Leave the pictures out and transcribe every record exactly.

════

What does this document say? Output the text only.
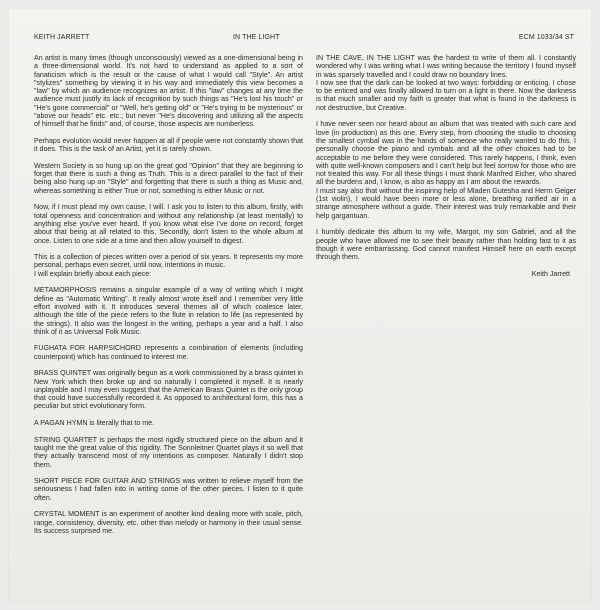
KEITH JARRETT	IN THE LIGHT	ECM 1033/34 ST

An artist is many times (though unconsciously) viewed as a one-dimensional being in a three-dimensional world. It's not hard to understand as applied to a sort of fanaticism which is the result or the cause of what I would call "Style". An artist "stylizes" something by viewing it in his way and immediately this view becomes a "law" by which an audience recognizes an artist. If this "law" changes at any time the audience must justify its lack of recognition by such things as "He's lost his touch" or "He's gone commercial" or "Well, he's getting old" or "He's trying to be mysterious" or "above our heads" etc. etc.; but never "He's discovering and utilizing all the aspects of himself that he finds" and, of course, those aspects are numberless.

Perhaps evolution would never happen at all if people were not constantly shown that it does. This is the task of an Artist, yet it is rarely shown.

Western Society is so hung up on the great god "Opinion" that they are beginning to forget that there is such a thing as Truth. This is a direct parallel to the fact of their being also hung up on "Style" and forgetting that there is such a thing as Music and, whereas something is either True or not, something is either Music or not.

Now, if I must plead my own cause, I will. I ask you to listen to this album, firstly, with total openness and concentration and without any relationship (at least mentally) to anything else you've ever heard. If you know what else I've done on record, forget about that being at all related to this. Secondly, don't listen to the whole album at once. Listen to one side at a time and then allow yourself to digest.

This is a collection of pieces written over a period of six years. It represents my more personal, perhaps even secret, until now, intentions in music.

I will explain briefly about each piece:

METAMORPHOSIS remains a singular example of a way of writing which I might define as "Automatic Writing". It really almost wrote itself and I remember very little effort involved with it. It introduces several themes all of which coalesce later, although the title of the piece refers to the flute in relation to life (as represented by the strings). It also was the longest in the writing, perhaps a year and a half. I also think of it as Universal Folk Music.

FUGHATA FOR HARPSICHORD represents a combination of elements (including counterpoint) which has continued to interest me.

BRASS QUINTET was originally begun as a work commissioned by a brass quintet in New York which then broke up and so naturally I completed it myself. It is nearly unplayable and I may even suggest that the American Brass Quintet is the only group that could have successfully recorded it. As opposed to architectural form, this has a peculiar but strict evolutionary form.

A PAGAN HYMN is literally that to me.

STRING QUARTET is perhaps the most rigidly structured piece on the album and it taught me the great value of this rigidity. The Sonnleitner Quartet plays it so well that they actually transcend most of my intentions as composer. Naturally I didn't stop them.

SHORT PIECE FOR GUITAR AND STRINGS was written to relieve myself from the seriousness I had fallen into in writing some of the other pieces. I listen to it quite often.

CRYSTAL MOMENT is an experiment of another kind dealing more with scale, pitch, range, consistency, diversity, etc. other than melody or harmony in their usual sense. Its success surprised me.

IN THE CAVE, IN THE LIGHT was the hardest to write of them all. I constantly wondered why I was writing what I was writing because the territory I found myself in was sparsely travelled and I could draw no boundary lines.

I now see that the dark can be looked at two ways: forbidding or enticing. I chose to be enticed and was finally allowed to turn on a light in there. Now the darkness is that much smaller and my faith is greater that what is found in the darkness is not destructive, but Creative.

I have never seen nor heard about an album that was treated with such care and love (in production) as this one. Every step, from choosing the studio to choosing the smallest cymbal was in the hands of someone who really wanted to do this. I personally choose the piano and cymbals and all the other choices had to be acceptable to me before they were considered. This rarely happens, I think, even with quite well-known composers and I can't help but feel sorrow for those who are not treated this way. For all these things I must thank Manfred Eicher, who shared all the burdens and, I know, is also as happy as I am about the rewards.

I must say also that without the inspiring help of Mladen Gutesha and Herrn Geiger (1st violin), I would have been more or less alone, breathing rarified air in a strange atmosphere without a guide. Their interest was truly remarkable and their help gargantuan.

I humbly dedicate this album to my wife, Margot, my son Gabriel, and all the people who have allowed me to see their beauty rather than holding fast to it as though it were embarrassing. God cannot manifest Himself here on earth except through them.

Keith Jarrett
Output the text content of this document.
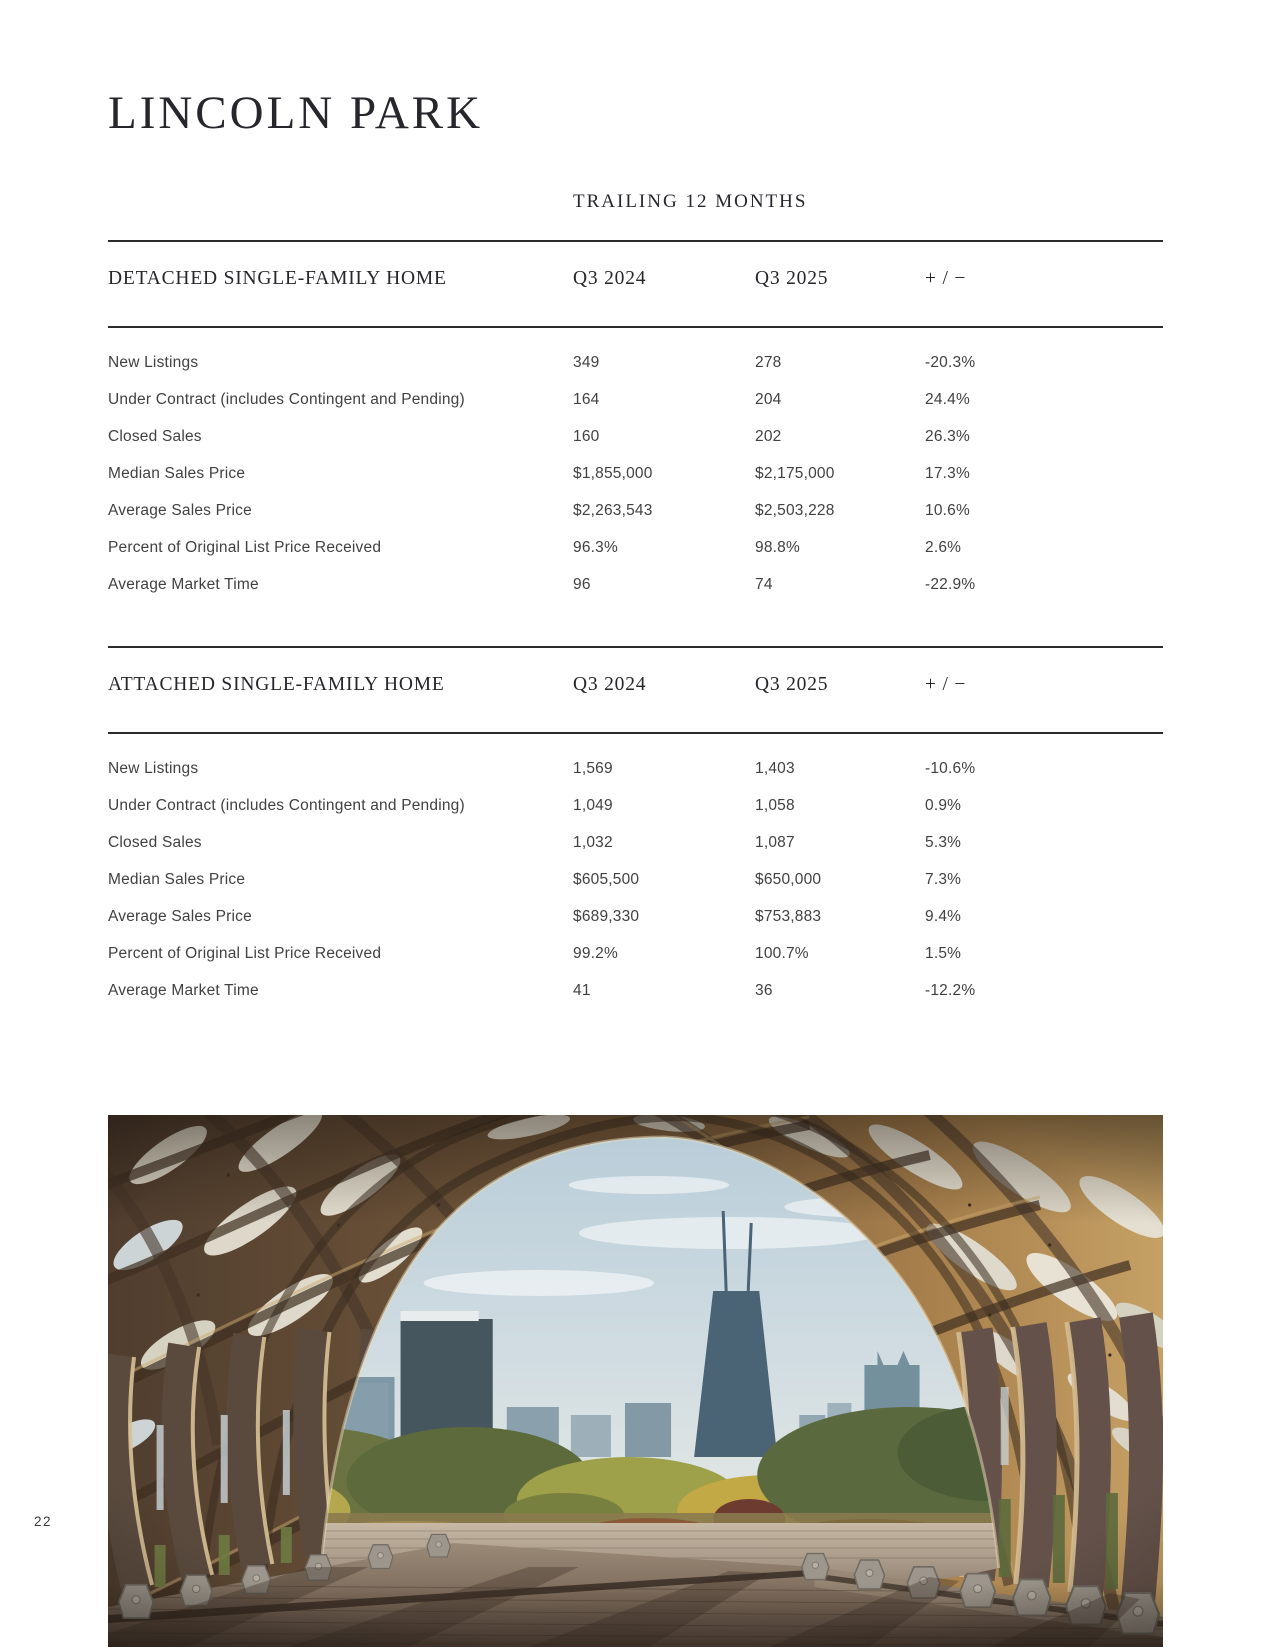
LINCOLN PARK
TRAILING 12 MONTHS
DETACHED SINGLE-FAMILY HOME	Q3 2024	Q3 2025	+ / −
New Listings	349	278	-20.3%
Under Contract (includes Contingent and Pending)	164	204	24.4%
Closed Sales	160	202	26.3%
Median Sales Price	$1,855,000	$2,175,000	17.3%
Average Sales Price	$2,263,543	$2,503,228	10.6%
Percent of Original List Price Received	96.3%	98.8%	2.6%
Average Market Time	96	74	-22.9%
ATTACHED SINGLE-FAMILY HOME	Q3 2024	Q3 2025	+ / −
New Listings	1,569	1,403	-10.6%
Under Contract (includes Contingent and Pending)	1,049	1,058	0.9%
Closed Sales	1,032	1,087	5.3%
Median Sales Price	$605,500	$650,000	7.3%
Average Sales Price	$689,330	$753,883	9.4%
Percent of Original List Price Received	99.2%	100.7%	1.5%
Average Market Time	41	36	-12.2%
22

════

Solution for this exercise -
What does this document say? Output the text only.
KEITH JARRETT	IN THE LIGHT	ECM 1033/34 ST

An artist is many times (though unconsciously) viewed as a one-dimensional being in a three-dimensional world. It's not hard to understand as applied to a sort of fanaticism which is the result or the cause of what I would call "Style". An artist "stylizes" something by viewing it in his way and immediately this view becomes a "law" by which an audience recognizes an artist. If this "law" changes at any time the audience must justify its lack of recognition by such things as "He's lost his touch" or "He's gone commercial" or "Well, he's getting old" or "He's trying to be mysterious" or "above our heads" etc. etc.; but never "He's discovering and utilizing all the aspects of himself that he finds" and, of course, those aspects are numberless.

Perhaps evolution would never happen at all if people were not constantly shown that it does. This is the task of an Artist, yet it is rarely shown.

Western Society is so hung up on the great god "Opinion" that they are beginning to forget that there is such a thing as Truth. This is a direct parallel to the fact of their being also hung up on "Style" and forgetting that there is such a thing as Music and, whereas something is either True or not, something is either Music or not.

Now, if I must plead my own cause, I will. I ask you to listen to this album, firstly, with total openness and concentration and without any relationship (at least mentally) to anything else you've ever heard. If you know what else I've done on record, forget about that being at all related to this. Secondly, don't listen to the whole album at once. Listen to one side at a time and then allow yourself to digest.

This is a collection of pieces written over a period of six years. It represents my more personal, perhaps even secret, until now, intentions in music.

I will explain briefly about each piece:

METAMORPHOSIS remains a singular example of a way of writing which I might define as "Automatic Writing". It really almost wrote itself and I remember very little effort involved with it. It introduces several themes all of which coalesce later, although the title of the piece refers to the flute in relation to life (as represented by the strings). It also was the longest in the writing, perhaps a year and a half. I also think of it as Universal Folk Music.

FUGHATA FOR HARPSICHORD represents a combination of elements (including counterpoint) which has continued to interest me.

BRASS QUINTET was originally begun as a work commissioned by a brass quintet in New York which then broke up and so naturally I completed it myself. It is nearly unplayable and I may even suggest that the American Brass Quintet is the only group that could have successfully recorded it. As opposed to architectural form, this has a peculiar but strict evolutionary form.

A PAGAN HYMN is literally that to me.

STRING QUARTET is perhaps the most rigidly structured piece on the album and it taught me the great value of this rigidity. The Sonnleitner Quartet plays it so well that they actually transcend most of my intentions as composer. Naturally I didn't stop them.

SHORT PIECE FOR GUITAR AND STRINGS was written to relieve myself from the seriousness I had fallen into in writing some of the other pieces. I listen to it quite often.

CRYSTAL MOMENT is an experiment of another kind dealing more with scale, pitch, range, consistency, diversity, etc. other than melody or harmony in their usual sense. Its success surprised me.

IN THE CAVE, IN THE LIGHT was the hardest to write of them all. I constantly wondered why I was writing what I was writing because the territory I found myself in was sparsely travelled and I could draw no boundary lines.

I now see that the dark can be looked at two ways: forbidding or enticing. I chose to be enticed and was finally allowed to turn on a light in there. Now the darkness is that much smaller and my faith is greater that what is found in the darkness is not destructive, but Creative.

I have never seen nor heard about an album that was treated with such care and love (in production) as this one. Every step, from choosing the studio to choosing the smallest cymbal was in the hands of someone who really wanted to do this. I personally choose the piano and cymbals and all the other choices had to be acceptable to me before they were considered. This rarely happens, I think, even with quite well-known composers and I can't help but feel sorrow for those who are not treated this way. For all these things I must thank Manfred Eicher, who shared all the burdens and, I know, is also as happy as I am about the rewards.

I must say also that without the inspiring help of Mladen Gutesha and Herrn Geiger (1st violin), I would have been more or less alone, breathing rarified air in a strange atmosphere without a guide. Their interest was truly remarkable and their help gargantuan.

I humbly dedicate this album to my wife, Margot, my son Gabriel, and all the people who have allowed me to see their beauty rather than holding fast to it as though it were embarrassing. God cannot manifest Himself here on earth except through them.

Keith Jarrett
Output the text content of this document.
LINCOLN PARK
TRAILING 12 MONTHS
DETACHED SINGLE-FAMILY HOME	Q3 2024	Q3 2025	+ / −
New Listings	349	278	-20.3%
Under Contract (includes Contingent and Pending)	164	204	24.4%
Closed Sales	160	202	26.3%
Median Sales Price	$1,855,000	$2,175,000	17.3%
Average Sales Price	$2,263,543	$2,503,228	10.6%
Percent of Original List Price Received	96.3%	98.8%	2.6%
Average Market Time	96	74	-22.9%
ATTACHED SINGLE-FAMILY HOME	Q3 2024	Q3 2025	+ / −
New Listings	1,569	1,403	-10.6%
Under Contract (includes Contingent and Pending)	1,049	1,058	0.9%
Closed Sales	1,032	1,087	5.3%
Median Sales Price	$605,500	$650,000	7.3%
Average Sales Price	$689,330	$753,883	9.4%
Percent of Original List Price Received	99.2%	100.7%	1.5%
Average Market Time	41	36	-12.2%
22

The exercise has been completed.